- _Requirements_: What follows is a listing. Return every line of it exactly.

- _Dataset records_:
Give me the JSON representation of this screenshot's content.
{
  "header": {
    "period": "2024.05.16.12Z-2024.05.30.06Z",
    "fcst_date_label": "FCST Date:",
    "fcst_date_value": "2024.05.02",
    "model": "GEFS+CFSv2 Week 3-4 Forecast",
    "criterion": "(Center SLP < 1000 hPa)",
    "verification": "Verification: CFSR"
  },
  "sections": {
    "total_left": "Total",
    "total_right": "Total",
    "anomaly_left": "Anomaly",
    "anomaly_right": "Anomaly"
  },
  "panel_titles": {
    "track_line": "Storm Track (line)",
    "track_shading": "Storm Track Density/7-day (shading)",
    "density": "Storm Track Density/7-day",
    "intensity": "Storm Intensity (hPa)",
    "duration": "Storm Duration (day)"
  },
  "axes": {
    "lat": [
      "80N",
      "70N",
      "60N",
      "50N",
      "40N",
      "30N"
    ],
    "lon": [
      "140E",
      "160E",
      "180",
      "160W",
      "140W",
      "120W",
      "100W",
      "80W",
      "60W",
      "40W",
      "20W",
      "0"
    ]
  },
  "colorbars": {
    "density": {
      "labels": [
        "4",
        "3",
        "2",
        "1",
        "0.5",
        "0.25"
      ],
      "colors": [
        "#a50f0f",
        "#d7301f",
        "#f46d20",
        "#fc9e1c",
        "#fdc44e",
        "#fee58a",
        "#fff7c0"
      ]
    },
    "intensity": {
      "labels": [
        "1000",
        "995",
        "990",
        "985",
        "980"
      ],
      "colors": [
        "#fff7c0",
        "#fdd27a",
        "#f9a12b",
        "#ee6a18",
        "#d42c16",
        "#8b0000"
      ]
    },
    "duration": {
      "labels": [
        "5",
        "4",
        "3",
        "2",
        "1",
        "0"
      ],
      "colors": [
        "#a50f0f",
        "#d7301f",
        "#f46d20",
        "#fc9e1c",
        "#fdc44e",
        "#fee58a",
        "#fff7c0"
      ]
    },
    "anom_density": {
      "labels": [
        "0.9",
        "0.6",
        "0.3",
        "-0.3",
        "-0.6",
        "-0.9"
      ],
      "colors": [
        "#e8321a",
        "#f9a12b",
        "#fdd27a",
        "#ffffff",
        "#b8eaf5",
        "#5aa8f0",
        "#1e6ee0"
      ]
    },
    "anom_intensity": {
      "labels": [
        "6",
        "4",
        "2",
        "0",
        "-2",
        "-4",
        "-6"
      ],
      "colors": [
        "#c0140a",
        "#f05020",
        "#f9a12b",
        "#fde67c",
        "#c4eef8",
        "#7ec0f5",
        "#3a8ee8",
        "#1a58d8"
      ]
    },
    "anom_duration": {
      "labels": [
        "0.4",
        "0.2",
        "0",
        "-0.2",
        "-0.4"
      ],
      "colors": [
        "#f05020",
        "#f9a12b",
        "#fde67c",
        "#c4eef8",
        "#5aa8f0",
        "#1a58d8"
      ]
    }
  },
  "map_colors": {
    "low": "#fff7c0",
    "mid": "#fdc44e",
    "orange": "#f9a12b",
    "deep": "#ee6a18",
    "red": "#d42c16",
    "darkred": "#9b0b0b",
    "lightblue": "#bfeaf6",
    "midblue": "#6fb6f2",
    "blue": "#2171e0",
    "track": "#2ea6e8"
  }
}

- _Task solution_:
Give me the JSON representation of this screenshot's content.
{
  "header": {
    "period": "2024.05.16.12Z-2024.05.30.06Z",
    "fcst_date_label": "FCST Date:",
    "fcst_date_value": "2024.05.02",
    "model": "GEFS+CFSv2 Week 3-4 Forecast",
    "criterion": "(Center SLP < 1000 hPa)",
    "verification": "Verification: CFSR"
  },
  "sections": {
    "total_left": "Total",
    "total_right": "Total",
    "anomaly_left": "Anomaly",
    "anomaly_right": "Anomaly"
  },
  "panel_titles": {
    "track_line": "Storm Track (line)",
    "track_shading": "Storm Track Density/7-day (shading)",
    "density": "Storm Track Density/7-day",
    "intensity": "Storm Intensity (hPa)",
    "duration": "Storm Duration (day)"
  },
  "axes": {
    "lat": [
      "80N",
      "70N",
      "60N",
      "50N",
      "40N",
      "30N"
    ],
    "lon": [
      "140E",
      "160E",
      "180",
      "160W",
      "140W",
      "120W",
      "100W",
      "80W",
      "60W",
      "40W",
      "20W",
      "0"
    ]
  },
  "colorbars": {
    "density": {
      "labels": [
        "4",
        "3",
        "2",
        "1",
        "0.5",
        "0.25"
      ],
      "colors": [
        "#a50f0f",
        "#d7301f",
        "#f46d20",
        "#fc9e1c",
        "#fdc44e",
        "#fee58a",
        "#fff7c0"
      ]
    },
    "intensity": {
      "labels": [
        "1000",
        "995",
        "990",
        "985",
        "980"
      ],
      "colors": [
        "#fff7c0",
        "#fdd27a",
        "#f9a12b",
        "#ee6a18",
        "#d42c16",
        "#8b0000"
      ]
    },
    "duration": {
      "labels": [
        "5",
        "4",
        "3",
        "2",
        "1",
        "0"
      ],
      "colors": [
        "#a50f0f",
        "#d7301f",
        "#f46d20",
        "#fc9e1c",
        "#fdc44e",
        "#fee58a",
        "#fff7c0"
      ]
    },
    "anom_density": {
      "labels": [
        "0.9",
        "0.6",
        "0.3",
        "-0.3",
        "-0.6",
        "-0.9"
      ],
      "colors": [
        "#e8321a",
        "#f9a12b",
        "#fdd27a",
        "#ffffff",
        "#b8eaf5",
        "#5aa8f0",
        "#1e6ee0"
      ]
    },
    "anom_intensity": {
      "labels": [
        "6",
        "4",
        "2",
        "0",
        "-2",
        "-4",
        "-6"
      ],
      "colors": [
        "#c0140a",
        "#f05020",
        "#f9a12b",
        "#fde67c",
        "#c4eef8",
        "#7ec0f5",
        "#3a8ee8",
        "#1a58d8"
      ]
    },
    "anom_duration": {
      "labels": [
        "0.4",
        "0.2",
        "0",
        "-0.2",
        "-0.4"
      ],
      "colors": [
        "#f05020",
        "#f9a12b",
        "#fde67c",
        "#c4eef8",
        "#5aa8f0",
        "#1a58d8"
      ]
    }
  },
  "map_colors": {
    "low": "#fff7c0",
    "mid": "#fdc44e",
    "orange": "#f9a12b",
    "deep": "#ee6a18",
    "red": "#d42c16",
    "darkred": "#9b0b0b",
    "lightblue": "#bfeaf6",
    "midblue": "#6fb6f2",
    "blue": "#2171e0",
    "track": "#2ea6e8"
  }
}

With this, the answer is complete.